**Task brief**
Write out every line below that includes the word "such".

**Dataset records**
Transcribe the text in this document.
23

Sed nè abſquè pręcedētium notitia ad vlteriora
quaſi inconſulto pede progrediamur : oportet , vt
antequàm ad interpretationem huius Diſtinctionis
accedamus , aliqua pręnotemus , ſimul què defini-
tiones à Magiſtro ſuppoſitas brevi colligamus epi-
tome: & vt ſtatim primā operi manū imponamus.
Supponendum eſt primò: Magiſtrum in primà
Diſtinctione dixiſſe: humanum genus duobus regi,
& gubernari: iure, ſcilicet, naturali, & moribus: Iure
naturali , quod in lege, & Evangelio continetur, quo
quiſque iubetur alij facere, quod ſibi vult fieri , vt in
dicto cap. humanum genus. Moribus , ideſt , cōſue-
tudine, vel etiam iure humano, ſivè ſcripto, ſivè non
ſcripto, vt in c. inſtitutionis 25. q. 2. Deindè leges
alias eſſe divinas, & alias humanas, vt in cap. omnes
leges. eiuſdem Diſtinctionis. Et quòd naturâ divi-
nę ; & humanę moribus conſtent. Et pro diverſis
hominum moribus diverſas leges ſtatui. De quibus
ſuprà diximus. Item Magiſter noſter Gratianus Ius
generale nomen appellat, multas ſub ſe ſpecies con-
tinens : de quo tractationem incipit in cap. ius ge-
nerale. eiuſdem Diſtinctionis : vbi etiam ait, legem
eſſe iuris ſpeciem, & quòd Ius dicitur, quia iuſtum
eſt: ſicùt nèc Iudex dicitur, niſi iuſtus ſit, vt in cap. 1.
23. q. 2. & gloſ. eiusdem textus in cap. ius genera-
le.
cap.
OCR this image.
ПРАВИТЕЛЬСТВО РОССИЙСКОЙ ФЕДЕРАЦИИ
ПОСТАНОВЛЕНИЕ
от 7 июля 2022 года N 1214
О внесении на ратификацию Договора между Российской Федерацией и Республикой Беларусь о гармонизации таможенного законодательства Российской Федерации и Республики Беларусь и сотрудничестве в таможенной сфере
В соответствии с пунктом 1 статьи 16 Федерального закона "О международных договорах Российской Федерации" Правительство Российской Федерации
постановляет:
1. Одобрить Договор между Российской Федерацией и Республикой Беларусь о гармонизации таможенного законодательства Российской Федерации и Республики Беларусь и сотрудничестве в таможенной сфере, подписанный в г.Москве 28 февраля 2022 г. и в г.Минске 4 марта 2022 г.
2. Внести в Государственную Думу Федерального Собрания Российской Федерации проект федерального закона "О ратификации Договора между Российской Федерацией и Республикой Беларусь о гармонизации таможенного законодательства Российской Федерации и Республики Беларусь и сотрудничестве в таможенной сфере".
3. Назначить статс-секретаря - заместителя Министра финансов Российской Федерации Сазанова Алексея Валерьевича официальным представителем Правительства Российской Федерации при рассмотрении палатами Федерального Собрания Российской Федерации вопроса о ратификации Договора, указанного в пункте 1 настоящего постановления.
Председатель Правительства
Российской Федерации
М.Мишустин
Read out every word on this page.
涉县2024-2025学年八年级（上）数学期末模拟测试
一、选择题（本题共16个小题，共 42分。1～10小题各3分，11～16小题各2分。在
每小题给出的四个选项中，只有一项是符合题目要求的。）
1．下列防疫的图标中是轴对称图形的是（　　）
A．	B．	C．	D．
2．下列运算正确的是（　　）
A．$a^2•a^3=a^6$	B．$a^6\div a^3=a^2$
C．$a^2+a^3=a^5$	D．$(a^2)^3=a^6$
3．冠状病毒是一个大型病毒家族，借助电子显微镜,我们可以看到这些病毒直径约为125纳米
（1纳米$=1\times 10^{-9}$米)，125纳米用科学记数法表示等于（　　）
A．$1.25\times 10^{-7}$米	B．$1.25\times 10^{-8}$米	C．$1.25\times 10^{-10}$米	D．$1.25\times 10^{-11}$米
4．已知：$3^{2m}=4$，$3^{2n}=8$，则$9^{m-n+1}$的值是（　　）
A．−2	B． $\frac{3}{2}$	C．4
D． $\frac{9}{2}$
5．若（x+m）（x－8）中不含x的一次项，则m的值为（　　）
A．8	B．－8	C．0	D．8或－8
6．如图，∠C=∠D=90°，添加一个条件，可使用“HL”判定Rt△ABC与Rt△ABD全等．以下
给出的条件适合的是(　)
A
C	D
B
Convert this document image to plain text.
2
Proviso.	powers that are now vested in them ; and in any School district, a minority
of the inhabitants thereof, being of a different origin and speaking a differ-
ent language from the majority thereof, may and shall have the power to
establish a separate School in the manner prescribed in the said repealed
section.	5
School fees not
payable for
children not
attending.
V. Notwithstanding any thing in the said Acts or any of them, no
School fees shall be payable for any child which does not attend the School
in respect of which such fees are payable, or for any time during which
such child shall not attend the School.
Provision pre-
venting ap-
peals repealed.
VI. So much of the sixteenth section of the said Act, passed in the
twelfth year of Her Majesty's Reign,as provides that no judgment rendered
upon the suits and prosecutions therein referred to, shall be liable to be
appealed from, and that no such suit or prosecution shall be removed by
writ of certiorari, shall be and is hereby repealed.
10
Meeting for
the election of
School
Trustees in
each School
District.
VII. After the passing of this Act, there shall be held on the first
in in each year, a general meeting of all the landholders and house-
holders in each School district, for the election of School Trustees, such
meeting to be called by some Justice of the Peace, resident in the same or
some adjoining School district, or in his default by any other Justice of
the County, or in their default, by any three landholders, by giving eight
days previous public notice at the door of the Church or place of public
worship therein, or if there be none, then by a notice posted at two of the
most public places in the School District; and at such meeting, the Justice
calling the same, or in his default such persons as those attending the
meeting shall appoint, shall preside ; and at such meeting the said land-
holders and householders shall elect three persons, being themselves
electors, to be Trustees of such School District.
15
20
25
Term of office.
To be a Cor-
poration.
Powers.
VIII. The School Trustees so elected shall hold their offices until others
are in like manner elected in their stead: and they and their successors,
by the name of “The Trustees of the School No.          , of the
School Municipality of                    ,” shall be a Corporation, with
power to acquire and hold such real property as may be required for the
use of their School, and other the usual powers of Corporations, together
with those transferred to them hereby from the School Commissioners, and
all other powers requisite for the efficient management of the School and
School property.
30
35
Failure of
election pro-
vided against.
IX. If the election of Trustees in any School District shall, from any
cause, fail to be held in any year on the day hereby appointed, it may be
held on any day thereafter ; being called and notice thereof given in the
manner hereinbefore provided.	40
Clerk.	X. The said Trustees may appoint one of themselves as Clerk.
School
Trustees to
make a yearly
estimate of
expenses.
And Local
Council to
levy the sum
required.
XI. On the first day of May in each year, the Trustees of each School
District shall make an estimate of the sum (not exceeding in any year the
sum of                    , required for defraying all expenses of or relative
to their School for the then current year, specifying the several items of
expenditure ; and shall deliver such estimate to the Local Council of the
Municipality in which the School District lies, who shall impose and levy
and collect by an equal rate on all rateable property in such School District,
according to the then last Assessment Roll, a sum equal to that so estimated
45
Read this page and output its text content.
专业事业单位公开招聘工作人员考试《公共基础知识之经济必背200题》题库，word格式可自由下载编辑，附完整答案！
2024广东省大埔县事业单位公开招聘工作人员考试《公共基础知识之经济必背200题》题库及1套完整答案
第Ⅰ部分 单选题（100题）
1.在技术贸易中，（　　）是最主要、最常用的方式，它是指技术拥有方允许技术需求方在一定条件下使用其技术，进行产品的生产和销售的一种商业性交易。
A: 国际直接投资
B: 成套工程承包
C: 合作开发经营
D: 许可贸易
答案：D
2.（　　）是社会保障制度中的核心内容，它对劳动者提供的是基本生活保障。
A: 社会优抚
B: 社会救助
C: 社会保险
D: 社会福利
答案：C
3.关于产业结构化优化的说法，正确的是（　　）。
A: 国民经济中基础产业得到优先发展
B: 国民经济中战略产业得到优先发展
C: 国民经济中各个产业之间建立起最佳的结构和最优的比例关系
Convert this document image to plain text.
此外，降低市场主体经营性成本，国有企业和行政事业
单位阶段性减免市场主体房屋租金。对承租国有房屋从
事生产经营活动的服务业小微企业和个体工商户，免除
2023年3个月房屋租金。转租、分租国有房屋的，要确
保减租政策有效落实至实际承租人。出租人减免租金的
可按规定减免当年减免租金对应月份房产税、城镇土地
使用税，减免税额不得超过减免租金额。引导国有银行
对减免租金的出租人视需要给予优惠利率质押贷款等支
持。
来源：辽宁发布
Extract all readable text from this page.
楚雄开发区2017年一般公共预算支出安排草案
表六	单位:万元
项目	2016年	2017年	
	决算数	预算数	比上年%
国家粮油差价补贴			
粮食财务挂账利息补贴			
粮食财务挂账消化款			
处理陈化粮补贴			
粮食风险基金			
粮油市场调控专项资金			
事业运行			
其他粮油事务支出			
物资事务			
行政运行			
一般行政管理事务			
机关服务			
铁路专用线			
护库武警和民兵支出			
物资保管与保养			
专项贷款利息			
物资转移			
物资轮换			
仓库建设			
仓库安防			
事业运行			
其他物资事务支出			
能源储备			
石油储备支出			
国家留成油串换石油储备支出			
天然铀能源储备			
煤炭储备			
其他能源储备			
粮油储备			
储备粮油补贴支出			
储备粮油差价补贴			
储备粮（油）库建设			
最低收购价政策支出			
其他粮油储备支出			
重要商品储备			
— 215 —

**Answer to the exercise**
in respect of which such fees are payable, or for any time during which
such child shall not attend the School.
appealed from, and that no such suit or prosecution shall be removed by
holders in each School district, for the election of School Trustees, such
most public places in the School District; and at such meeting, the Justice
calling the same, or in his default such persons as those attending the
meeting shall appoint, shall preside ; and at such meeting the said land-
electors, to be Trustees of such School District.
power to acquire and hold such real property as may be required for the
expenditure ; and shall deliver such estimate to the Local Council of the
and collect by an equal rate on all rateable property in such School District,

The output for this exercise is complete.